## start

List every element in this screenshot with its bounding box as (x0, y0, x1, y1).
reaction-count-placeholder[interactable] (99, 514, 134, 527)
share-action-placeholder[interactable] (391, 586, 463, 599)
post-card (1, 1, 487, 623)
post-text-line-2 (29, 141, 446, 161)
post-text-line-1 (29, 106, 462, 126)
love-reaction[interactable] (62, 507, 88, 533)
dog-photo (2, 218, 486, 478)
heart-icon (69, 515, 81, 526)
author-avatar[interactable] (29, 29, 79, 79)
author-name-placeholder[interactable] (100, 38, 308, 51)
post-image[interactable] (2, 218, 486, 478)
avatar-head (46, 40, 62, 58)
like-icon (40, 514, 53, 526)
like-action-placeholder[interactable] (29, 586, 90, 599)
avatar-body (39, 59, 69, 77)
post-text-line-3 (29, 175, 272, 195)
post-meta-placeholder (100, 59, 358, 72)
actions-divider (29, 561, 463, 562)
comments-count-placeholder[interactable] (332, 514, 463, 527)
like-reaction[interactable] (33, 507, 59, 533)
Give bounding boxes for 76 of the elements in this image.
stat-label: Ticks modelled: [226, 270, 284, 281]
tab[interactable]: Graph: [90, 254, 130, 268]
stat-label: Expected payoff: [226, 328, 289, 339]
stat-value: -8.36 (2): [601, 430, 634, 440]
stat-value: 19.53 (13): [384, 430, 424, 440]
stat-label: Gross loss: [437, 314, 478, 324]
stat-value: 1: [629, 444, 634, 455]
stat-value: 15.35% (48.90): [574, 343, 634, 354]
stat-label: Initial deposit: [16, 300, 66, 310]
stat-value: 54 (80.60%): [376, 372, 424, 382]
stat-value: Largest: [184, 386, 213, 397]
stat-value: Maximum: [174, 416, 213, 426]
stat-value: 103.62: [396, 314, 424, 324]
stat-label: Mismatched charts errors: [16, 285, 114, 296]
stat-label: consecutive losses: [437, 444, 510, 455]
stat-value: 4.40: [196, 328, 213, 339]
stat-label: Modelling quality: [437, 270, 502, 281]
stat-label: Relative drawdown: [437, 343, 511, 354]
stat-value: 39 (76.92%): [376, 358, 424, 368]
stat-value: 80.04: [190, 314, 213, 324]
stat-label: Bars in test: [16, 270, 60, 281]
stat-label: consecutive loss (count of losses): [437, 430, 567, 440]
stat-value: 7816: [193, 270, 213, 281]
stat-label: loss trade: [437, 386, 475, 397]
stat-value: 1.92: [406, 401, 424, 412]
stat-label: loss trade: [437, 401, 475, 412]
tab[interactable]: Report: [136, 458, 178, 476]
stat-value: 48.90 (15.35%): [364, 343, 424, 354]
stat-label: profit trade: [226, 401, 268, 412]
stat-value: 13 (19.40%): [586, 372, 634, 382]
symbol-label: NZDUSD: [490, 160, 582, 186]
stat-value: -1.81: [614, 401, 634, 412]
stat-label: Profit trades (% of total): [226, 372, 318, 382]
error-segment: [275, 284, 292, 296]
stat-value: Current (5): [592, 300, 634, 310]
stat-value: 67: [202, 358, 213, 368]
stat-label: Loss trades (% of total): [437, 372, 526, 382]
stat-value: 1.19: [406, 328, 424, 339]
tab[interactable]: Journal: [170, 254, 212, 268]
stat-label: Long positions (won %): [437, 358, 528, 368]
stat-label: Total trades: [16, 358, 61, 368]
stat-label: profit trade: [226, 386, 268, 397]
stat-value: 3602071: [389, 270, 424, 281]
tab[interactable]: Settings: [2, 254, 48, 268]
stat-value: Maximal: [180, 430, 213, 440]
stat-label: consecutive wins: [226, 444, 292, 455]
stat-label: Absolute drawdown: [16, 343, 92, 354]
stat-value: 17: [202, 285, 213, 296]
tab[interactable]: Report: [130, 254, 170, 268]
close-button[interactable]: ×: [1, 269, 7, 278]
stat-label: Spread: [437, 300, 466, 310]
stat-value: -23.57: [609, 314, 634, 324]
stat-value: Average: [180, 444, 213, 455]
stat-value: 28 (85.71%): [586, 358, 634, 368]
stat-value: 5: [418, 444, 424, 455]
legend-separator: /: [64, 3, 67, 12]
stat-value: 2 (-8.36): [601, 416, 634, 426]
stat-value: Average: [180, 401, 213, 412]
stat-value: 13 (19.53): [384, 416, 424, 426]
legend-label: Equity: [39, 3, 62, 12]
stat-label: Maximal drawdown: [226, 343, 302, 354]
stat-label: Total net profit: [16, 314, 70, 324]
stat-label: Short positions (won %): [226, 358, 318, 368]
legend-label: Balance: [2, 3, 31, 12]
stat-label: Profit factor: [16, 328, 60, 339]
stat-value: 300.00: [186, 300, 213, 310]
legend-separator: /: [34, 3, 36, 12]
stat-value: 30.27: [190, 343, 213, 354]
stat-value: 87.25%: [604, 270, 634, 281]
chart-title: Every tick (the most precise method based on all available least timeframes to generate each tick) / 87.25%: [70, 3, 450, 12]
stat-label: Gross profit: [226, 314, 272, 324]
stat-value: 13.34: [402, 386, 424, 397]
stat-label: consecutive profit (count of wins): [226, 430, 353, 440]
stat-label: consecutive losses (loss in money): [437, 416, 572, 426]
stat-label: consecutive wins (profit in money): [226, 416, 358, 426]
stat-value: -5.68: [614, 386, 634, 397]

## end

> Stated problem
Copy every line of the items above without changing a single character.

> Reply
List every element in this screenshot with its bounding box as (x0, y0, x1, y1).
reaction-count-placeholder[interactable] (99, 514, 134, 527)
share-action-placeholder[interactable] (391, 586, 463, 599)
post-card (1, 1, 487, 623)
post-text-line-2 (29, 141, 446, 161)
post-text-line-1 (29, 106, 462, 126)
love-reaction[interactable] (62, 507, 88, 533)
dog-photo (2, 218, 486, 478)
heart-icon (69, 515, 81, 526)
author-avatar[interactable] (29, 29, 79, 79)
author-name-placeholder[interactable] (100, 38, 308, 51)
post-image[interactable] (2, 218, 486, 478)
avatar-head (46, 40, 62, 58)
like-icon (40, 514, 53, 526)
like-action-placeholder[interactable] (29, 586, 90, 599)
avatar-body (39, 59, 69, 77)
post-text-line-3 (29, 175, 272, 195)
post-meta-placeholder (100, 59, 358, 72)
actions-divider (29, 561, 463, 562)
comments-count-placeholder[interactable] (332, 514, 463, 527)
like-reaction[interactable] (33, 507, 59, 533)
Give bounding boxes for 76 of the elements in this image.
stat-label: Ticks modelled: [226, 270, 284, 281]
tab[interactable]: Graph: [90, 254, 130, 268]
stat-label: Expected payoff: [226, 328, 289, 339]
stat-value: -8.36 (2): [601, 430, 634, 440]
stat-value: 19.53 (13): [384, 430, 424, 440]
stat-label: Gross loss: [437, 314, 478, 324]
stat-value: 1: [629, 444, 634, 455]
stat-value: 15.35% (48.90): [574, 343, 634, 354]
stat-label: Initial deposit: [16, 300, 66, 310]
stat-value: 54 (80.60%): [376, 372, 424, 382]
stat-value: Largest: [184, 386, 213, 397]
stat-value: Maximum: [174, 416, 213, 426]
stat-value: 103.62: [396, 314, 424, 324]
stat-label: Mismatched charts errors: [16, 285, 114, 296]
stat-label: consecutive losses: [437, 444, 510, 455]
stat-value: 4.40: [196, 328, 213, 339]
stat-label: Modelling quality: [437, 270, 502, 281]
stat-label: Relative drawdown: [437, 343, 511, 354]
stat-value: 39 (76.92%): [376, 358, 424, 368]
stat-value: 80.04: [190, 314, 213, 324]
stat-label: Bars in test: [16, 270, 60, 281]
stat-label: consecutive loss (count of losses): [437, 430, 567, 440]
stat-value: 7816: [193, 270, 213, 281]
stat-label: loss trade: [437, 386, 475, 397]
stat-value: 1.92: [406, 401, 424, 412]
stat-label: loss trade: [437, 401, 475, 412]
tab[interactable]: Report: [136, 458, 178, 476]
stat-value: 48.90 (15.35%): [364, 343, 424, 354]
stat-label: profit trade: [226, 401, 268, 412]
stat-value: 13 (19.40%): [586, 372, 634, 382]
symbol-label: NZDUSD: [490, 160, 582, 186]
stat-value: -1.81: [614, 401, 634, 412]
stat-label: Profit trades (% of total): [226, 372, 318, 382]
error-segment: [275, 284, 292, 296]
stat-value: Current (5): [592, 300, 634, 310]
stat-value: 67: [202, 358, 213, 368]
stat-label: Loss trades (% of total): [437, 372, 526, 382]
stat-value: 1.19: [406, 328, 424, 339]
tab[interactable]: Journal: [170, 254, 212, 268]
stat-label: Long positions (won %): [437, 358, 528, 368]
stat-label: Total trades: [16, 358, 61, 368]
stat-label: profit trade: [226, 386, 268, 397]
stat-value: 3602071: [389, 270, 424, 281]
tab[interactable]: Settings: [2, 254, 48, 268]
stat-value: Maximal: [180, 430, 213, 440]
stat-label: consecutive wins: [226, 444, 292, 455]
stat-label: Absolute drawdown: [16, 343, 92, 354]
stat-value: 17: [202, 285, 213, 296]
tab[interactable]: Report: [130, 254, 170, 268]
close-button[interactable]: ×: [1, 269, 7, 278]
stat-label: Spread: [437, 300, 466, 310]
stat-value: -23.57: [609, 314, 634, 324]
stat-value: Average: [180, 444, 213, 455]
stat-value: 28 (85.71%): [586, 358, 634, 368]
stat-value: 5: [418, 444, 424, 455]
legend-separator: /: [64, 3, 67, 12]
stat-value: 2 (-8.36): [601, 416, 634, 426]
stat-value: Average: [180, 401, 213, 412]
stat-value: 13 (19.53): [384, 416, 424, 426]
legend-label: Equity: [39, 3, 62, 12]
stat-label: Maximal drawdown: [226, 343, 302, 354]
stat-label: Total net profit: [16, 314, 70, 324]
stat-label: Short positions (won %): [226, 358, 318, 368]
legend-label: Balance: [2, 3, 31, 12]
stat-label: Profit factor: [16, 328, 60, 339]
stat-value: 300.00: [186, 300, 213, 310]
legend-separator: /: [34, 3, 36, 12]
stat-value: 30.27: [190, 343, 213, 354]
stat-value: 87.25%: [604, 270, 634, 281]
chart-title: Every tick (the most precise method based on all available least timeframes to generate each tick) / 87.25%: [70, 3, 450, 12]
stat-label: Gross profit: [226, 314, 272, 324]
stat-value: 13.34: [402, 386, 424, 397]
stat-label: consecutive profit (count of wins): [226, 430, 353, 440]
stat-label: consecutive losses (loss in money): [437, 416, 572, 426]
stat-label: consecutive wins (profit in money): [226, 416, 358, 426]
stat-value: -5.68: [614, 386, 634, 397]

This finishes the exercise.